[start of Listed records]
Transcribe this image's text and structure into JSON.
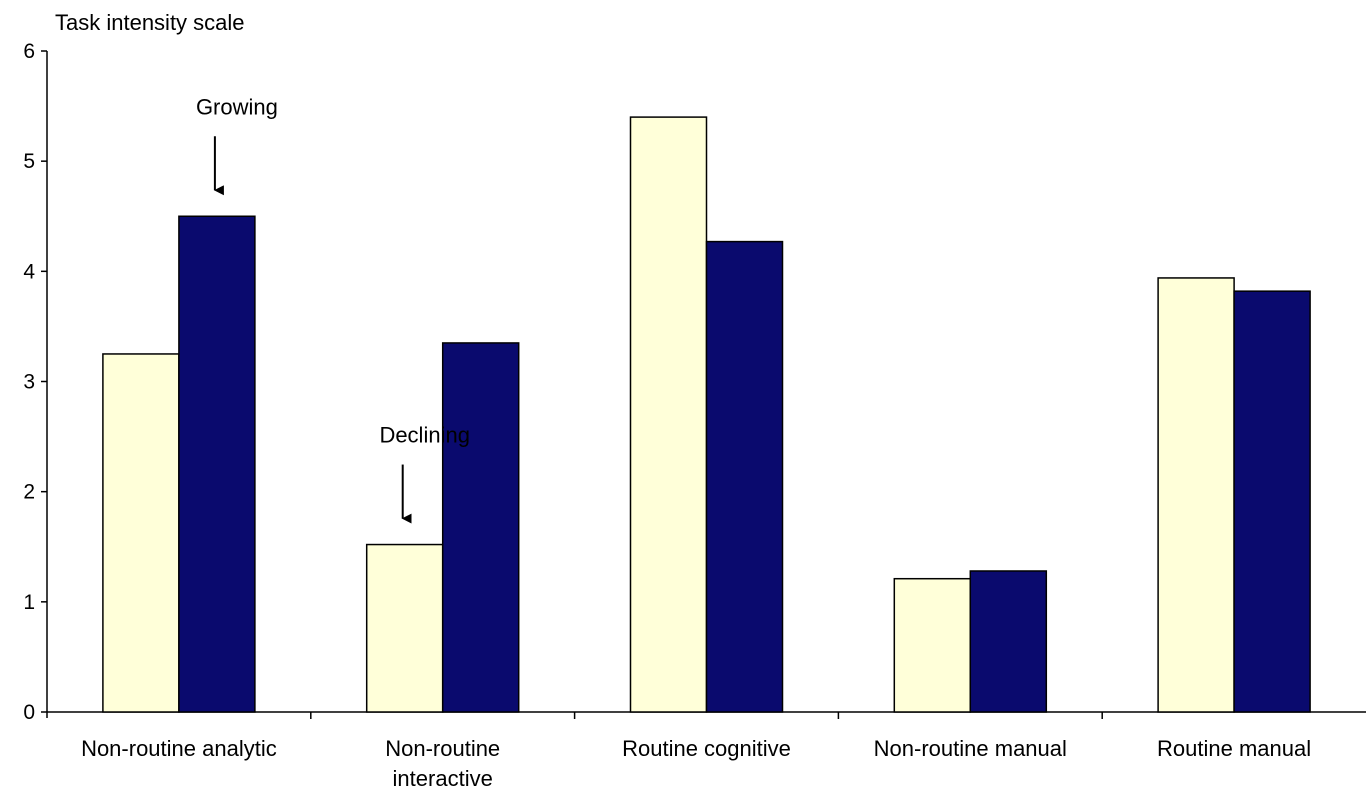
{
  "chart_data": {
    "type": "bar",
    "ylabel": "Task intensity scale",
    "xlabel": "",
    "ylim": [
      0,
      6
    ],
    "yticks": [
      "0",
      "1",
      "2",
      "3",
      "4",
      "5",
      "6"
    ],
    "categories": [
      [
        "Non-routine analytic"
      ],
      [
        "Non-routine",
        "interactive"
      ],
      [
        "Routine cognitive"
      ],
      [
        "Non-routine manual"
      ],
      [
        "Routine manual"
      ]
    ],
    "series": [
      {
        "color": "#ffffd9",
        "values": [
          3.25,
          1.52,
          5.4,
          1.21,
          3.94
        ]
      },
      {
        "color": "#0a0a6e",
        "values": [
          4.5,
          3.35,
          4.27,
          1.28,
          3.82
        ]
      }
    ],
    "annotations": [
      {
        "text": "Growing",
        "category_index": 0,
        "series_index": 1
      },
      {
        "text": "Declining",
        "category_index": 1,
        "series_index": 0
      }
    ],
    "grid": false,
    "legend": "none"
  }
}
[end of Listed records]
| Requirements |
What comes back should match the records exactly, minus any pictures.

| Written response |
Transcribe this image's text and structure into JSON.
{
  "chart_data": {
    "type": "bar",
    "ylabel": "Task intensity scale",
    "xlabel": "",
    "ylim": [
      0,
      6
    ],
    "yticks": [
      "0",
      "1",
      "2",
      "3",
      "4",
      "5",
      "6"
    ],
    "categories": [
      [
        "Non-routine analytic"
      ],
      [
        "Non-routine",
        "interactive"
      ],
      [
        "Routine cognitive"
      ],
      [
        "Non-routine manual"
      ],
      [
        "Routine manual"
      ]
    ],
    "series": [
      {
        "color": "#ffffd9",
        "values": [
          3.25,
          1.52,
          5.4,
          1.21,
          3.94
        ]
      },
      {
        "color": "#0a0a6e",
        "values": [
          4.5,
          3.35,
          4.27,
          1.28,
          3.82
        ]
      }
    ],
    "annotations": [
      {
        "text": "Growing",
        "category_index": 0,
        "series_index": 1
      },
      {
        "text": "Declining",
        "category_index": 1,
        "series_index": 0
      }
    ],
    "grid": false,
    "legend": "none"
  }
}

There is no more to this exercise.